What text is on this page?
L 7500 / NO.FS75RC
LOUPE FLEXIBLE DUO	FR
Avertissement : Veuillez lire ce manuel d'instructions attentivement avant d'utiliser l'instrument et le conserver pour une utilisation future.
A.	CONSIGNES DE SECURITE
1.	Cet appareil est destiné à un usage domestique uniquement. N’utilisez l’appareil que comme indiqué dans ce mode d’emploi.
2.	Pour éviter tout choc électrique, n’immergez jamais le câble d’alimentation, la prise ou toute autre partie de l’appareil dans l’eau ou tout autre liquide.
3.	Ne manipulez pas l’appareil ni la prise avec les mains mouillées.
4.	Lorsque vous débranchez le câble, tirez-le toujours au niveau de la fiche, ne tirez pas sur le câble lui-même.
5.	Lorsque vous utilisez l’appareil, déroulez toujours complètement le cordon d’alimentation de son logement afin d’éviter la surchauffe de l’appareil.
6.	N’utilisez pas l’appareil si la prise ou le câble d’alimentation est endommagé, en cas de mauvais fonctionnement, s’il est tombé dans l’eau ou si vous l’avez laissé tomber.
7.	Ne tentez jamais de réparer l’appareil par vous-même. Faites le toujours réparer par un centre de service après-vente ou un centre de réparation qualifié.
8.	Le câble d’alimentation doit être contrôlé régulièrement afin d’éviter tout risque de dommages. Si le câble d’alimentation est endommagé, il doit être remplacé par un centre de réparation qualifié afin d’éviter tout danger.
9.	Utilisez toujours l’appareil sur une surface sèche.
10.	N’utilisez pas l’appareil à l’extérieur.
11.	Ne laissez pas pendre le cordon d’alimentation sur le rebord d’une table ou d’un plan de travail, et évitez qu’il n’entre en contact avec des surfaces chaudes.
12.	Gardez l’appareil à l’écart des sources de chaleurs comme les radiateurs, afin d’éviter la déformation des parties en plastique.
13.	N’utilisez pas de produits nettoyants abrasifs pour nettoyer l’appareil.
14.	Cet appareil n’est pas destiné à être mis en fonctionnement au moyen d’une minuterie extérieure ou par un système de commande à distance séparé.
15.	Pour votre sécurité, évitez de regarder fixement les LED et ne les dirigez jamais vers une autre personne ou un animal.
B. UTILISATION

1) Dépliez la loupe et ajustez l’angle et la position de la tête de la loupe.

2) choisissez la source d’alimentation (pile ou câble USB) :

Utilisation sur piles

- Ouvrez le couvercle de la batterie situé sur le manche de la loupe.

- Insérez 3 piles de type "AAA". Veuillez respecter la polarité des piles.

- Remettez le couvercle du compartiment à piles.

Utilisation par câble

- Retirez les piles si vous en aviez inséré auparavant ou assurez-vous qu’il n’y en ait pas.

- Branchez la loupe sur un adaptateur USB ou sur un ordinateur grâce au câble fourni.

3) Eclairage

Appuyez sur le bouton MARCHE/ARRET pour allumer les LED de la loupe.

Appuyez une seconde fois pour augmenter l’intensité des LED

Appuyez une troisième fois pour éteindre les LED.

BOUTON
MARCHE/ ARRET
::::::
§ **Given problem**: Check each line in the listing above for the string "prise", then report how many lines contain it, with no other text.

§ **Solution**: 3